PROBLEM TO WORK ON
Duplicate the listing word for word, from its first line through the line containing "chart-title: Ablation [909,20,989,45]", including both of those lines.

Element and coordinate records:
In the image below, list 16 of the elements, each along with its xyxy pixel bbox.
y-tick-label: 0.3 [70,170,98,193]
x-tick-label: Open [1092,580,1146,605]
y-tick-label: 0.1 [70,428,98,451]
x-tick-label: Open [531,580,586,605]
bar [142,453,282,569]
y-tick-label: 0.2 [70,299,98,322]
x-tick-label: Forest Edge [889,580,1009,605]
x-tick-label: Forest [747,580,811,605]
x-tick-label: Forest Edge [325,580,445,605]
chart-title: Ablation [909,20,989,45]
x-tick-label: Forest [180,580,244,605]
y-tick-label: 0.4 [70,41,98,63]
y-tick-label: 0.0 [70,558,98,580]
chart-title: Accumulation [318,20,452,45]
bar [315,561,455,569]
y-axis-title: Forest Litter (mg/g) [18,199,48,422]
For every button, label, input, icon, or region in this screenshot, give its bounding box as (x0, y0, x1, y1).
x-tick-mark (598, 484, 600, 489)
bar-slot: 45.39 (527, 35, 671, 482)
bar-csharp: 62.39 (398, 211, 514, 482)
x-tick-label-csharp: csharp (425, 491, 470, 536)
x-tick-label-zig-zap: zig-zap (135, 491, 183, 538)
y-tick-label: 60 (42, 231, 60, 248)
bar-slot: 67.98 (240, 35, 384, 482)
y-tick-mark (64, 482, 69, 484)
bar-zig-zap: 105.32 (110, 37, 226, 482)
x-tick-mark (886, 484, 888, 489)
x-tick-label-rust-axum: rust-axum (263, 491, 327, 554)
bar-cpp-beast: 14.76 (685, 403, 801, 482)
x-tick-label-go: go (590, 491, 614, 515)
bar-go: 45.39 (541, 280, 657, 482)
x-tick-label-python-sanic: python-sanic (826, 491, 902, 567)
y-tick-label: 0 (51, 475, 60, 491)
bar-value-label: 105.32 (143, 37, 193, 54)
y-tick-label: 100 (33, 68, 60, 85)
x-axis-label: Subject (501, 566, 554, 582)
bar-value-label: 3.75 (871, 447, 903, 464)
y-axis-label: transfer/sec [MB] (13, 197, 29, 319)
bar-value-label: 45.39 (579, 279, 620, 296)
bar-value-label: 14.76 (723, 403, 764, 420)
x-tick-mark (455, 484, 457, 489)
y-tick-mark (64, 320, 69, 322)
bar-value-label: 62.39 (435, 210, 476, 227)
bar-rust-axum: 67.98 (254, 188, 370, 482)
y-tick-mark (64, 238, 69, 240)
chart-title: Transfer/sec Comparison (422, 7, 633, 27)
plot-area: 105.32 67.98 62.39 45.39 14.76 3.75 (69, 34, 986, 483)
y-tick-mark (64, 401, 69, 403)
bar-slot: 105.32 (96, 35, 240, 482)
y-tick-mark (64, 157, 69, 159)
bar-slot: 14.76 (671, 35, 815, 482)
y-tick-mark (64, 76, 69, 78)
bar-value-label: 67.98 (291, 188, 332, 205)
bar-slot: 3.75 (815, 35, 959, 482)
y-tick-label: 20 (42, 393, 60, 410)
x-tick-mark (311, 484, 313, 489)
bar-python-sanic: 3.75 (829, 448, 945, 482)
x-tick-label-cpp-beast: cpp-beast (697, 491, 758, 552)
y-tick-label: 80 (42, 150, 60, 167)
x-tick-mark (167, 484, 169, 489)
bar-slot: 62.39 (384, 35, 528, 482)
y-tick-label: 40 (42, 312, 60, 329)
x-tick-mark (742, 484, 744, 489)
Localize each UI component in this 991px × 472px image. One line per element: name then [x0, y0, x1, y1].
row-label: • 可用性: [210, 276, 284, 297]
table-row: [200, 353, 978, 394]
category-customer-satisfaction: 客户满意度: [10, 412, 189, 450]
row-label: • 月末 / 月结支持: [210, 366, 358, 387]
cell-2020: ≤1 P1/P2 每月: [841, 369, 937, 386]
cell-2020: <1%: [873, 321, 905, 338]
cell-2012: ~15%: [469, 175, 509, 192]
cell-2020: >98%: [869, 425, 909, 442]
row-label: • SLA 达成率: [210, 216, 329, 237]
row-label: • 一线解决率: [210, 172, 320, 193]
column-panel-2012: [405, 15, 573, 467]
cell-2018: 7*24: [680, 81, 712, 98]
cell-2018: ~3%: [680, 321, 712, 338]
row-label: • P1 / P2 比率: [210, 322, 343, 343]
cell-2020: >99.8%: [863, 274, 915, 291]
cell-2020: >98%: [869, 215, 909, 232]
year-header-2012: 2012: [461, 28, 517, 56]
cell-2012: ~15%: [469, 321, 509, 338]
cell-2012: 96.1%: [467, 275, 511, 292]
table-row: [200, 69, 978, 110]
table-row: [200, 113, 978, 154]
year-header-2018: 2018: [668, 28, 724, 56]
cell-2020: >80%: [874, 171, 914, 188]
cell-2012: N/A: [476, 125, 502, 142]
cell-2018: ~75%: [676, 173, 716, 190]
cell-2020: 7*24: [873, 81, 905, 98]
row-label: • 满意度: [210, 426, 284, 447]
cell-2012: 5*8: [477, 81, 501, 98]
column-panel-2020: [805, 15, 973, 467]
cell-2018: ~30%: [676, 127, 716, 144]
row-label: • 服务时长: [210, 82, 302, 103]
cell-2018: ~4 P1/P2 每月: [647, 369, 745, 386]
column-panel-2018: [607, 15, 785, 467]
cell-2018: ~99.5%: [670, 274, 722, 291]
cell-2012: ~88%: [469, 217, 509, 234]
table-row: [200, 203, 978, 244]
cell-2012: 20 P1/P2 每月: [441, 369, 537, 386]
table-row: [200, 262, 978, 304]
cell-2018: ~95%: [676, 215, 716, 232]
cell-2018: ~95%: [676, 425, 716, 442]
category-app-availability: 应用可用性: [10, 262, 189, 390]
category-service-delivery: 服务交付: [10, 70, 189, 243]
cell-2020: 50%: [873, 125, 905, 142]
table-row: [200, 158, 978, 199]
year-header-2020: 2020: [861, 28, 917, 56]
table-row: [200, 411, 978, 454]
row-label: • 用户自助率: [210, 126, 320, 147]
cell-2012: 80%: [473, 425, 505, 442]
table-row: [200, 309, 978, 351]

REPLY TO THE TASK
In the image below, list 16 of the elements, each along with its xyxy pixel bbox.
y-tick-label: 0.3 [70,170,98,193]
x-tick-label: Open [1092,580,1146,605]
y-tick-label: 0.1 [70,428,98,451]
x-tick-label: Open [531,580,586,605]
bar [142,453,282,569]
y-tick-label: 0.2 [70,299,98,322]
x-tick-label: Forest Edge [889,580,1009,605]
x-tick-label: Forest [747,580,811,605]
x-tick-label: Forest Edge [325,580,445,605]
chart-title: Ablation [909,20,989,45]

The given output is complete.